* **Objective**: Place every line from the start of the entries down to and including the line containing "y-tick-label-probable: probable [29,136,86,153]" into a JSON list of strings, one string per line, omitting blank lines.

* **Given data**:
** BEGIN **
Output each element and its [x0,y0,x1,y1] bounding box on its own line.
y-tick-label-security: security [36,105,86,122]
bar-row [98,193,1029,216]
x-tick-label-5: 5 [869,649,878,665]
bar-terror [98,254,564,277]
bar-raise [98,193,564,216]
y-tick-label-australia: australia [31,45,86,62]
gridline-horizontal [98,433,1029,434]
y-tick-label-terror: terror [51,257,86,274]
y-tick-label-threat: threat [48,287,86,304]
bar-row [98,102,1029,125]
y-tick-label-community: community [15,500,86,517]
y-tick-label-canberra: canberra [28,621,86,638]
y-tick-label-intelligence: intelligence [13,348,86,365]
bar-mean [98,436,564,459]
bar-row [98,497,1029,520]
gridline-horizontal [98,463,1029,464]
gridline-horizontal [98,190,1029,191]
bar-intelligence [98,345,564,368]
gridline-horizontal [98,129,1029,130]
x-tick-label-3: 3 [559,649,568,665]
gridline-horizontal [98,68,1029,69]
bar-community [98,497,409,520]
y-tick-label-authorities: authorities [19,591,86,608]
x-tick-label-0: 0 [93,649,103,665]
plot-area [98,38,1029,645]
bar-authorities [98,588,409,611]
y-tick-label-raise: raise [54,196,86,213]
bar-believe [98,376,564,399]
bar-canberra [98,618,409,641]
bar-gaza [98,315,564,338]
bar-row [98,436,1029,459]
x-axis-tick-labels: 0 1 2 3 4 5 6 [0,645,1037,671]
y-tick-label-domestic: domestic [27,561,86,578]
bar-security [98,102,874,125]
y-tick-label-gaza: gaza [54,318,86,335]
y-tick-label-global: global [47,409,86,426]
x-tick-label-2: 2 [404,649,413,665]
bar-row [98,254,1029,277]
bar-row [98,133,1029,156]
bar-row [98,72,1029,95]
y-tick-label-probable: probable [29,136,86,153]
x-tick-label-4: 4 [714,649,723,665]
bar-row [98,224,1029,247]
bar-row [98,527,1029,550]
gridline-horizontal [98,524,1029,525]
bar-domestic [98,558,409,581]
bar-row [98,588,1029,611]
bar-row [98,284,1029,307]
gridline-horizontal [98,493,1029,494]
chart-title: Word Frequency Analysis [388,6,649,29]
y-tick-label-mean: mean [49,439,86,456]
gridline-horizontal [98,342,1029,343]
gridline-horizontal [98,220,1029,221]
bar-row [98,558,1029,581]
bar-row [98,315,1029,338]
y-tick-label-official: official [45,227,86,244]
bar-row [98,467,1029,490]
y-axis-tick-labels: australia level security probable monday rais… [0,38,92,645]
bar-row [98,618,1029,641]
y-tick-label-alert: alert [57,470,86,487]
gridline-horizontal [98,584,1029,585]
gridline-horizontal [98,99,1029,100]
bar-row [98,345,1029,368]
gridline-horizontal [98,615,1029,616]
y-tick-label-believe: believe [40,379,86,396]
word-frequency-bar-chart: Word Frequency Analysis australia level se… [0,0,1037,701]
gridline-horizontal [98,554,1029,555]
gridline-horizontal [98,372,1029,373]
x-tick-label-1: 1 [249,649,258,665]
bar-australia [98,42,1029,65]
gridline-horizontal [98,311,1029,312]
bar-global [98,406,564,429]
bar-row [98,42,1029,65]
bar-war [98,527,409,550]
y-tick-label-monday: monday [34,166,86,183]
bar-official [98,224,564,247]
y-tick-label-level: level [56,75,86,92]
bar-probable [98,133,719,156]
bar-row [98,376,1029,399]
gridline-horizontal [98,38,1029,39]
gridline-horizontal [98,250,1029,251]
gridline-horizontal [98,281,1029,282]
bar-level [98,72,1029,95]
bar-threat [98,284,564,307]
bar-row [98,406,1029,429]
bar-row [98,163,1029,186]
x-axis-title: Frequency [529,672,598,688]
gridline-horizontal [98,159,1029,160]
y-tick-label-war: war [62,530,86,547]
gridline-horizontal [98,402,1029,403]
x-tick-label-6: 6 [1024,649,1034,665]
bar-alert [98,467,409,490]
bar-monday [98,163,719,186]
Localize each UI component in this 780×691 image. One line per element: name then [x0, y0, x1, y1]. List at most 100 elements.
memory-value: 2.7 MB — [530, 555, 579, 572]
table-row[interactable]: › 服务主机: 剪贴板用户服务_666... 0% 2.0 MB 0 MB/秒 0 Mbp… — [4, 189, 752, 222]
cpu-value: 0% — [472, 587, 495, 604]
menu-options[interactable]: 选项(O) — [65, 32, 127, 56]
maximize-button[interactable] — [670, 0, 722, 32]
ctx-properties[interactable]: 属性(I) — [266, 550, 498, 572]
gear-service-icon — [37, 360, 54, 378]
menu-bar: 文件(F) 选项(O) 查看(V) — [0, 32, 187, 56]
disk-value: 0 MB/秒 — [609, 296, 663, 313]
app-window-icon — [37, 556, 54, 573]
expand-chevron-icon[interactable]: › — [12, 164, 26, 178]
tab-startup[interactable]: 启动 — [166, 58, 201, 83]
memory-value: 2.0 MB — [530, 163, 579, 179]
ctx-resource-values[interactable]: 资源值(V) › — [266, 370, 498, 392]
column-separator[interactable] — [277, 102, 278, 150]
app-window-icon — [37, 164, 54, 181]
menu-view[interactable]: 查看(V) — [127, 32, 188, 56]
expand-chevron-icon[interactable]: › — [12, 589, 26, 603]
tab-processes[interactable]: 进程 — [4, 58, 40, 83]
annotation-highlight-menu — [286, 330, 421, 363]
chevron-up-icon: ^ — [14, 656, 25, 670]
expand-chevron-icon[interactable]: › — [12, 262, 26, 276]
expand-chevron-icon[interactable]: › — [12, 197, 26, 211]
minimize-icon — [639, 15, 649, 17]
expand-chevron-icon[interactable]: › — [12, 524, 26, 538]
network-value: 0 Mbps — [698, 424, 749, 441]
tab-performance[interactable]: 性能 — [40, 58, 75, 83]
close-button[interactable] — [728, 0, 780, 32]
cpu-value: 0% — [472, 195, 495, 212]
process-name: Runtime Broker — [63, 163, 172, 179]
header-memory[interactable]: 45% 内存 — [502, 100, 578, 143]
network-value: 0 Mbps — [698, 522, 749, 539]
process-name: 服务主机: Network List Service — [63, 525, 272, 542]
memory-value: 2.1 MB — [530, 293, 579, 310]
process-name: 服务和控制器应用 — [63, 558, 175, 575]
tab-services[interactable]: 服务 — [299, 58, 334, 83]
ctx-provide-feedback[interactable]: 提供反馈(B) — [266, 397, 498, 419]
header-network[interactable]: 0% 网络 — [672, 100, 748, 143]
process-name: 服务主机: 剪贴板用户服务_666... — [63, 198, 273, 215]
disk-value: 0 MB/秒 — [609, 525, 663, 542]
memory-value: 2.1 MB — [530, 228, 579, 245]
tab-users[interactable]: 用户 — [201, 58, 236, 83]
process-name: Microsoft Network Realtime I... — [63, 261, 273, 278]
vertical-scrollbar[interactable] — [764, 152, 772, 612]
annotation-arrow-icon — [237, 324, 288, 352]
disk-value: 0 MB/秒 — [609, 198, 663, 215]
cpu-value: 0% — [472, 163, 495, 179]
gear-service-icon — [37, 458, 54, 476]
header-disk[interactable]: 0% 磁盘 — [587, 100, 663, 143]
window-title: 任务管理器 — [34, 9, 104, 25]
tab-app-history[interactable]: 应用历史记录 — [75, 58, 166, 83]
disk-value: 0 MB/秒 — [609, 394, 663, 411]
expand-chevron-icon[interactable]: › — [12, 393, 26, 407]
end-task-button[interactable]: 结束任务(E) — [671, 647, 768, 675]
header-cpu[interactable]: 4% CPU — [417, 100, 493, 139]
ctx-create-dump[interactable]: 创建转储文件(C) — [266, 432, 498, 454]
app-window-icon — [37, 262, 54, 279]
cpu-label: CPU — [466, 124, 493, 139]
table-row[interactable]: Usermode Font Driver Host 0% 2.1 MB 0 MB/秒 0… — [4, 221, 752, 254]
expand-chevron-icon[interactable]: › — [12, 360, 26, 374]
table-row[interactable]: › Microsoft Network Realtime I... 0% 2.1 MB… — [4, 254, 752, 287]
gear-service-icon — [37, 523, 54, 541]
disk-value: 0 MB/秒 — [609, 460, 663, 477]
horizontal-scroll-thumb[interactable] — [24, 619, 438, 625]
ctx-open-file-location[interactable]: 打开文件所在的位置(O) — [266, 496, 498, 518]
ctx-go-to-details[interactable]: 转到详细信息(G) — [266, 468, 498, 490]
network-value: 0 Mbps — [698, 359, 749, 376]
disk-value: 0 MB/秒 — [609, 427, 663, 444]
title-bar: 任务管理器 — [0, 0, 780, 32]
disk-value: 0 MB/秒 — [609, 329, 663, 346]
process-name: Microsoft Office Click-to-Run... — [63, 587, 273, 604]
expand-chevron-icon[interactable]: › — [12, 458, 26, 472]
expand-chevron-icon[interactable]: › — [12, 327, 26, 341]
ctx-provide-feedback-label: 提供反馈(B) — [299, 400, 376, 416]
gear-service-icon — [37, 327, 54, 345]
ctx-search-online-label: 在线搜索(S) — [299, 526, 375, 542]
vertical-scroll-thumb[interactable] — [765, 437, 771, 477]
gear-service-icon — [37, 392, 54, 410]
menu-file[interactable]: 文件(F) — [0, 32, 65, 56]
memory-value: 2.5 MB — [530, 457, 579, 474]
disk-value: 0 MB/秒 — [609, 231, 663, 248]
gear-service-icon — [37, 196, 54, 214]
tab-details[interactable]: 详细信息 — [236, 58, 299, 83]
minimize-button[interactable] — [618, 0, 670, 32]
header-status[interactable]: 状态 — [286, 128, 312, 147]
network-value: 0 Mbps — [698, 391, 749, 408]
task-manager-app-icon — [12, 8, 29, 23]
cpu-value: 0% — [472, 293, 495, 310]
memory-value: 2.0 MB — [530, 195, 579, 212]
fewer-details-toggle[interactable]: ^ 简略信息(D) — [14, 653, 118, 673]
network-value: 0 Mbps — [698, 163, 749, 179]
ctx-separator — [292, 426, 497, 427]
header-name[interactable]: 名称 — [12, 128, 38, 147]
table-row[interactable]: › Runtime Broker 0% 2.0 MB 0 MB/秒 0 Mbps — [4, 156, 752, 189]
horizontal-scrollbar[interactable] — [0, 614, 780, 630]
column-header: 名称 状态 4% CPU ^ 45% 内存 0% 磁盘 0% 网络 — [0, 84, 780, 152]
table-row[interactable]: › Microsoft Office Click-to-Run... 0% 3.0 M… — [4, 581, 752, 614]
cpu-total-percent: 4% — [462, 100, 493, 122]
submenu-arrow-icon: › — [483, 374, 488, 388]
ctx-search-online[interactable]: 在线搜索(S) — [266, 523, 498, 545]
** END **
* **Solution below**:
[
  "Output each element and its [x0,y0,x1,y1] bounding box on its own line.",
  "y-tick-label-security: security [36,105,86,122]",
  "bar-row [98,193,1029,216]",
  "x-tick-label-5: 5 [869,649,878,665]",
  "bar-terror [98,254,564,277]",
  "bar-raise [98,193,564,216]",
  "y-tick-label-australia: australia [31,45,86,62]",
  "gridline-horizontal [98,433,1029,434]",
  "y-tick-label-terror: terror [51,257,86,274]",
  "y-tick-label-threat: threat [48,287,86,304]",
  "bar-row [98,102,1029,125]",
  "y-tick-label-community: community [15,500,86,517]",
  "y-tick-label-canberra: canberra [28,621,86,638]",
  "y-tick-label-intelligence: intelligence [13,348,86,365]",
  "bar-mean [98,436,564,459]",
  "bar-row [98,497,1029,520]",
  "gridline-horizontal [98,463,1029,464]",
  "gridline-horizontal [98,190,1029,191]",
  "bar-intelligence [98,345,564,368]",
  "gridline-horizontal [98,129,1029,130]",
  "x-tick-label-3: 3 [559,649,568,665]",
  "gridline-horizontal [98,68,1029,69]",
  "bar-community [98,497,409,520]",
  "y-tick-label-authorities: authorities [19,591,86,608]",
  "x-tick-label-0: 0 [93,649,103,665]",
  "plot-area [98,38,1029,645]",
  "bar-authorities [98,588,409,611]",
  "y-tick-label-raise: raise [54,196,86,213]",
  "bar-believe [98,376,564,399]",
  "bar-canberra [98,618,409,641]",
  "bar-gaza [98,315,564,338]",
  "bar-row [98,436,1029,459]",
  "x-axis-tick-labels: 0 1 2 3 4 5 6 [0,645,1037,671]",
  "y-tick-label-domestic: domestic [27,561,86,578]",
  "bar-security [98,102,874,125]",
  "y-tick-label-gaza: gaza [54,318,86,335]",
  "y-tick-label-global: global [47,409,86,426]",
  "x-tick-label-2: 2 [404,649,413,665]",
  "bar-row [98,254,1029,277]",
  "bar-row [98,133,1029,156]",
  "bar-row [98,72,1029,95]",
  "y-tick-label-probable: probable [29,136,86,153]"
]